WORK TO COMPLETE -
(a) In the dynamism RFC thread, what has already been removed from StableHLO?
(b) Please continue the dynamism RFC thread, before the material, from the point where it stops.

Dynamism RFC

Eugene Burmako

unread,

Jul 4, 2023, 9:50:13 PM7/4/23

to OpenXLA Discuss

Hi everyone,

The current design of dynamism in MHLO and StableHLO has been practically useful. There are success stories of it connecting JAX, PyTorch and TensorFlow to a number of compilers, in a mix of research and production environments. This RFC aims to leverage existing support for dynamism in the StableHLO dialect, discuss improvements to the existing design and then formalize the improved design in the StableHLO opset.

The main challenge with writing this RFC was that it affects the entire opset. The current design involves a lot of corner cases, so it took about a year of practical evaluation by the author - primarily within JAX native serialization, but also correlating with other ongoing and prior projects - to distill the design into just a few general design principles.

Finally, I'd like to acknowledge Smit Hinsu's work on the Bounded Dynamism RFC from Q4 2022, which was superseded by this work. The representation for bounded dynamic types in the StableHLO dialect was designed and implemented by Smit, and Smit's proposal to allow bounded dynamic types everywhere is compatible with the more general proposal from this RFC to enable dynamism for all size-related program elements. Furthermore, Smit contributed the formal spec for get_dimension_size as well as the informal spec for set_dimension_size.

PTAL at the RFC: https://github.com/openxla/stablehlo/pull/1668.

Cheers,

Eugene

Michael Levesque-Dion

unread,

Mar 21, 2024, 4:09:55 PMMar 21

to OpenXLA Discuss, Eugene Burmako

Hi everyone,

Thank you for all the discussion on the RFC! We ended up tying off remaining feedback in early February: https://github.com/openxla/stablehlo/blob/main/rfcs/20230704-dynamism-101.md.

Several of the proposals have already been implemented. Unranked tensors have been removed from StableHLO, which allowed a good amount of cleanup, and more cleanup is coming.

We're working on adding specs, reference implementations, and revisiting verifiers for dynamic ops, as well as considering what new dynamic ops are missing (P4).

While integrating P5’s "represent shape computations as StableHLO operations on variadic 0D tensors", we noticed that the returns are lower than we thought and the costs are high. Following up with frameworks teams targeting dynamic ops, we believe the purported benefits aren't worth the breakages to community code (MLIR, C++, Python). Therefore, we are proposing to continue using 1D tensors to represent shapes in dynamic ops, which e.g. facilitates interop with shape dialect operations and makes DRR patterns easier to write. I have sent a PR to update the RFC: https://github.com/openxla/stablehlo/pull/2116. I will keep the PR open for one week to allow feedback from the community.

GIVEN MATERIAL -

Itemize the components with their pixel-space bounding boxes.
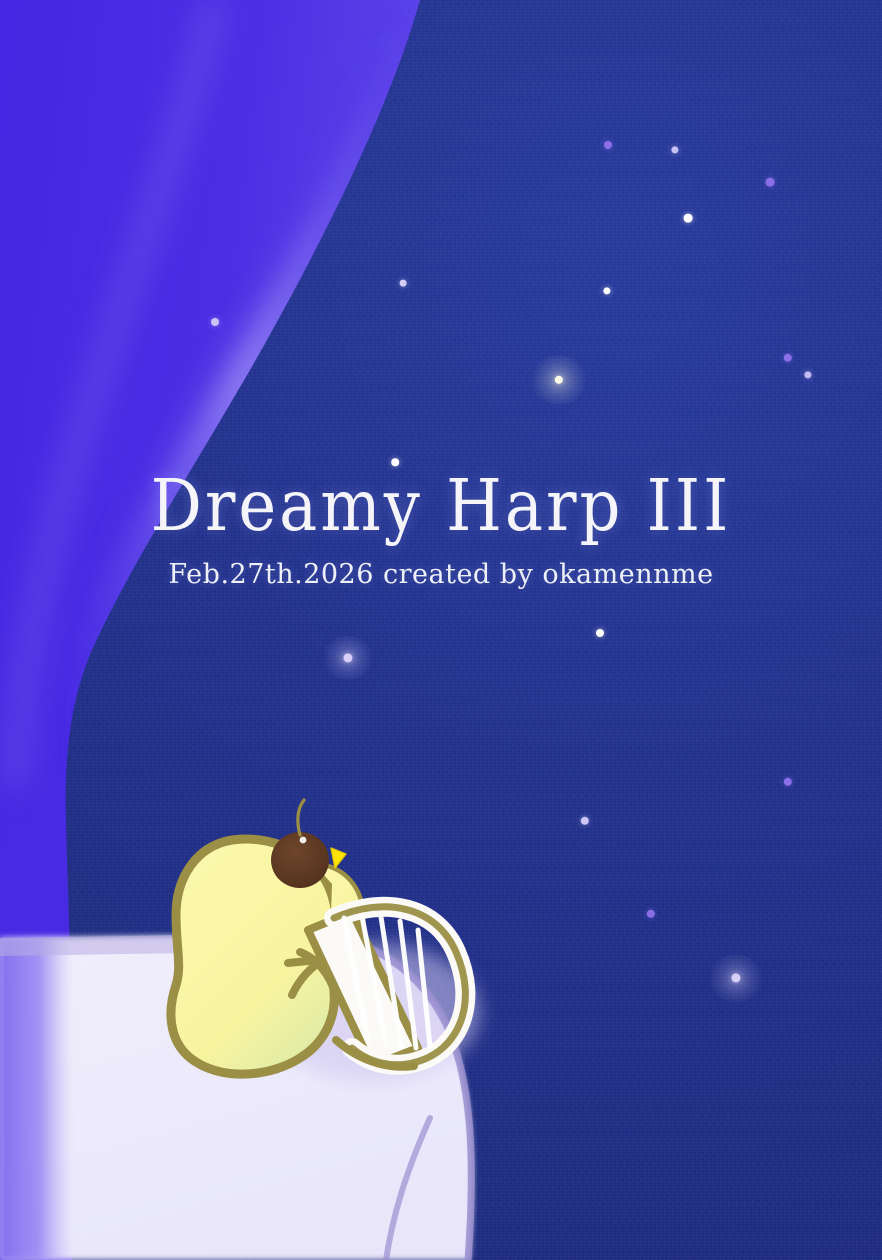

ANSWERS PER TASK -
(a) Unranked tensors.

(b)
Best,

Michael

Michael Levesque-Dion

unread,

Apr 1, 2024, 3:02:29 PMApr 1

to OpenXLA Discuss, Michael Levesque-Dion, Eugene Burmako

We got the following piece of feedback from Stella....@amd.com (the feedback was meant to be sent here, but somehow didn't make it):

Thank you for the information. The change of direction on P5 is unfortunate: PyTorch has adopted a very compact representation for this based on SymInts, and it interoperates well with the symbolic constraint equations that they emit at the graph level. We’re still working to fully leverage it, but it is inherently more analyzable – which is the primary production purpose for such expressions. It nicely produces symbolic relationships where it is easy to infer not just bounds but multiples/strides/offset/etc between dimensions (which commonly occurs in nature). Given that the StableHLO representation is more adhoc and harder to analyze, it seems like code generation algorithms will end up benefiting PyTorch/FX uses more (unless if StableHLO itself invests in analysis/tooling to lift its representation to a similar level).

My response (with some ideas from glea...@google.com):

Thank you for bringing that up!

In the code that I encountered while working on this change, I saw that it is common to use shape.shape_of to obtain a shape for use with dynamic ops. Such code would need to change to use one stablehlo.get_dimension_size op per dimension. It’s not clear to me why one or the other of these options would be harder to analyze, as there is a direct 1:1 mapping between them. Anecdotally, there are examples of shape analyses and transforms in XLA, which suggests using 1D tensors for shapes is not a hindrance: shape_component_anaysis, symbolic_shape_optimization, broadcast_propagation. Also, representing shapes as 1D tensors is not an obstacle to shape refinement.

The main example I encountered where 0D tensors are used to represent shapes is in JAX codegen. “Materializing” the shape into a 1D tensor for use with dynamic ops requires one reshape op per dimension and a concatenate op. In some cases, there are computations before the shape is materialized, but not after (1, 2), and when we spoke to JAX maintainers they had no preference.

I couldn’t find canonical documentation for the PyTorch approach. If you know of any good documents, would you mind sharing them?

Since SymInts were not on the radar when the RFC was written, I think it is reasonable to consider this as out of scope for the current RFC and to put this off for now.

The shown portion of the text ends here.